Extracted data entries

---

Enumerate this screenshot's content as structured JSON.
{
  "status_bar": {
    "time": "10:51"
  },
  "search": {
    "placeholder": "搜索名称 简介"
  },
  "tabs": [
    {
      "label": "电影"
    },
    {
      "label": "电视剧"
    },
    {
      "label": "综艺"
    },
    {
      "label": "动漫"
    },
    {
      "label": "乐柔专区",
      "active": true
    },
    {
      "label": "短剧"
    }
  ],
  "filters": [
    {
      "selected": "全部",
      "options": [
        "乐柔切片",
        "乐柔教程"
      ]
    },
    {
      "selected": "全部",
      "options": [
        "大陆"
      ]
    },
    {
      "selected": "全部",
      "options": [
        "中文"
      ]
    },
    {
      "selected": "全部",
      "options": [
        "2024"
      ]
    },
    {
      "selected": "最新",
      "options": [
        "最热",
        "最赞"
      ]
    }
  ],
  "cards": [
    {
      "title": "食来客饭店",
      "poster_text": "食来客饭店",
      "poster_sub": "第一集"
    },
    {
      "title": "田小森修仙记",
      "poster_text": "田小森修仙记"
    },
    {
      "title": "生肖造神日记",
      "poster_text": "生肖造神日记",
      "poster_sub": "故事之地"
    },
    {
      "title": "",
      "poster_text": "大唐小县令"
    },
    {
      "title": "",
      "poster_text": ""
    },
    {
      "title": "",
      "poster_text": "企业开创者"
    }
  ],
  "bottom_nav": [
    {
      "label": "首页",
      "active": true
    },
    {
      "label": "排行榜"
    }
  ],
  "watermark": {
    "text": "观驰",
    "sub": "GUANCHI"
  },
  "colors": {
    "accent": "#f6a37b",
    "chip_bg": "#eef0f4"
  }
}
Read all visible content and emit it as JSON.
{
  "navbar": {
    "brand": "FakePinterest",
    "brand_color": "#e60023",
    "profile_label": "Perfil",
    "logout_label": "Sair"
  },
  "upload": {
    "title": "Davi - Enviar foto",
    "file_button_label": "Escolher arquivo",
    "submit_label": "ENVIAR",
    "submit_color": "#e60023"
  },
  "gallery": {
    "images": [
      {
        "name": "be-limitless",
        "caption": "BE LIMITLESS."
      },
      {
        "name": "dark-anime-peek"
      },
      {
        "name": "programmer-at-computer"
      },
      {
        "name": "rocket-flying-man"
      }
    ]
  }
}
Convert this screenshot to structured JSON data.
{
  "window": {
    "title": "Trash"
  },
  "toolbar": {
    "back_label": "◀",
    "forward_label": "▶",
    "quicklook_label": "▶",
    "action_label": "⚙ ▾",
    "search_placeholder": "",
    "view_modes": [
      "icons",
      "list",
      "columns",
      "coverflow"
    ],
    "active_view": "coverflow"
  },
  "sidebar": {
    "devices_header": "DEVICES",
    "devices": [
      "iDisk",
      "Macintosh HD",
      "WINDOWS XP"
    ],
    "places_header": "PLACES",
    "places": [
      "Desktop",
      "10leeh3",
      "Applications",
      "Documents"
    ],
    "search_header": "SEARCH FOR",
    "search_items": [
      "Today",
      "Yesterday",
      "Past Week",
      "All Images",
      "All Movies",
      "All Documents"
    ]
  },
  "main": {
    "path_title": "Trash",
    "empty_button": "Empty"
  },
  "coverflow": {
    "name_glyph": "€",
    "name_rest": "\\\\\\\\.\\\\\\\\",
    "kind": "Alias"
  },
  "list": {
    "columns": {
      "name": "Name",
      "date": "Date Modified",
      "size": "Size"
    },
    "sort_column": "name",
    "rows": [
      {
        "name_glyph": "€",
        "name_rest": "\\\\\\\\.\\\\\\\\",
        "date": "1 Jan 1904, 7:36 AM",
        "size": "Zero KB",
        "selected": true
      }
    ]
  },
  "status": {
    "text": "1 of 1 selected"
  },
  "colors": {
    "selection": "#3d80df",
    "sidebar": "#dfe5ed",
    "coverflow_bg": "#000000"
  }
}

---

- GIVEN INSTRUCTION
Write down every line of the data above that includes the string "structured".

- EXERCISE ANSWER
Enumerate this screenshot's content as structured JSON.
Convert this screenshot to structured JSON data.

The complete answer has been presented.